**Exercise description**
In the data below, locate each line with the word "true" and list it.

** begin Exercise materials **

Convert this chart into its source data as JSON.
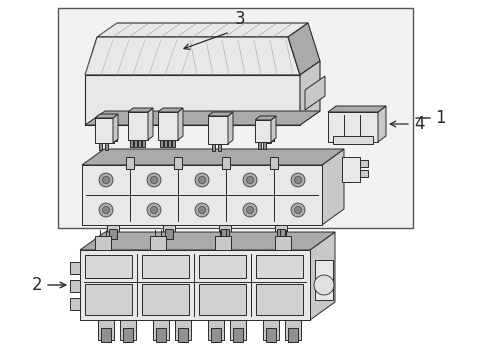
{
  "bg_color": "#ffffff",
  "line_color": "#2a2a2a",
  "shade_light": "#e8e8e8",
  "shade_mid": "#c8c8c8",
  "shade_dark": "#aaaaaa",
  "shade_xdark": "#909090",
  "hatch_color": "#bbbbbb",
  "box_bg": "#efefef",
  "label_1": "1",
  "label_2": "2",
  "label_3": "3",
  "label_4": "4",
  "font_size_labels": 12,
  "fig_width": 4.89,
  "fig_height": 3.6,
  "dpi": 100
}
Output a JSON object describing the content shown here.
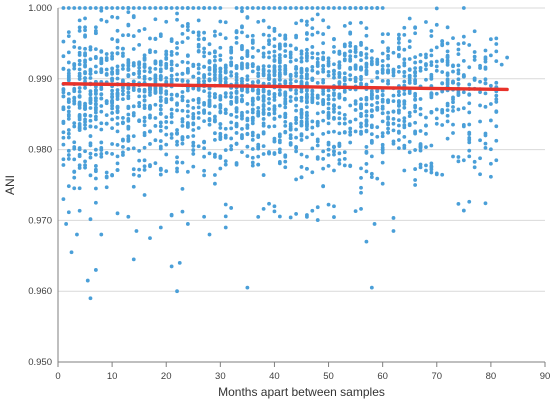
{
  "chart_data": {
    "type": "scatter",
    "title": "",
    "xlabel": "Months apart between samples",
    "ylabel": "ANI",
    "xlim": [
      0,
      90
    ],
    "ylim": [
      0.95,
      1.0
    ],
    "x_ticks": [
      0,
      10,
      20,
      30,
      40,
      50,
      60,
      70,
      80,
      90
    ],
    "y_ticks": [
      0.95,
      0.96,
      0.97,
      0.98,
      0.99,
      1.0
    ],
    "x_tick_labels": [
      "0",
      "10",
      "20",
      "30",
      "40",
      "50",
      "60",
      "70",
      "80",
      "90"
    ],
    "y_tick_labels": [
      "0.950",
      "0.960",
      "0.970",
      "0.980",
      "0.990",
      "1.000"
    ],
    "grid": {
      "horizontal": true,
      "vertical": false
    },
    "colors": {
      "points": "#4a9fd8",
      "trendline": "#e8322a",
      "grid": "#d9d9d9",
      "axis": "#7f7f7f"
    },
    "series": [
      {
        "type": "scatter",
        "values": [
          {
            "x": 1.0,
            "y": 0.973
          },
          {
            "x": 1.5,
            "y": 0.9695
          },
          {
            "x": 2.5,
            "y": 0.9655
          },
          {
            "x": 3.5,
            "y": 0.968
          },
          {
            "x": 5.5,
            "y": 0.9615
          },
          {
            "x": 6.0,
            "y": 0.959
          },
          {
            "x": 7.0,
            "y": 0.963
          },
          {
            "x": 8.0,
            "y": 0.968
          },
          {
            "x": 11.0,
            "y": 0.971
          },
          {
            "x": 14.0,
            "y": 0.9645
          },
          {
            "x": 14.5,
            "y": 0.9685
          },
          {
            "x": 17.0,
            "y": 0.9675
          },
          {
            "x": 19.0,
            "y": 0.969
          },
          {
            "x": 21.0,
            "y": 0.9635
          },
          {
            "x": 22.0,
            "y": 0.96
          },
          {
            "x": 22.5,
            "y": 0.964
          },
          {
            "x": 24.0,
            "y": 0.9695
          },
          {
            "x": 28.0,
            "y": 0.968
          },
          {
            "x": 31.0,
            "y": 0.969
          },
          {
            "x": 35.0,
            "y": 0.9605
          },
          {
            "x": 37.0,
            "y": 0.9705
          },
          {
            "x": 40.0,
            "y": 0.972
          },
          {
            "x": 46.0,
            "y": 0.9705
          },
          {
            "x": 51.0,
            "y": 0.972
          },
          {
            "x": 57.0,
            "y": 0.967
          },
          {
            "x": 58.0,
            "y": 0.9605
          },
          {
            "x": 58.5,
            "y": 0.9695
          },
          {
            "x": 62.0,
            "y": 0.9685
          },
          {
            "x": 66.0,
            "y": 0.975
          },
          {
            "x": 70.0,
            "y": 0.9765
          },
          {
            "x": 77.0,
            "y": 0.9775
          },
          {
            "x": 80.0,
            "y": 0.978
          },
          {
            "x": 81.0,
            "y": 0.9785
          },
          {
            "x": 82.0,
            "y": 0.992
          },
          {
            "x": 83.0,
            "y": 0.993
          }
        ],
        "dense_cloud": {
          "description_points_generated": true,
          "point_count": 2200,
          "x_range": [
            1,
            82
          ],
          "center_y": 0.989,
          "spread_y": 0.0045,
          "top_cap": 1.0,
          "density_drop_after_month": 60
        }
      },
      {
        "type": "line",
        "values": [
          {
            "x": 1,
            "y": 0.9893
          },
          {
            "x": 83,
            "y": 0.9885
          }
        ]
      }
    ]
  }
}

** end Exercise materials **

**Solved problem**
      "horizontal": true,
          "description_points_generated": true,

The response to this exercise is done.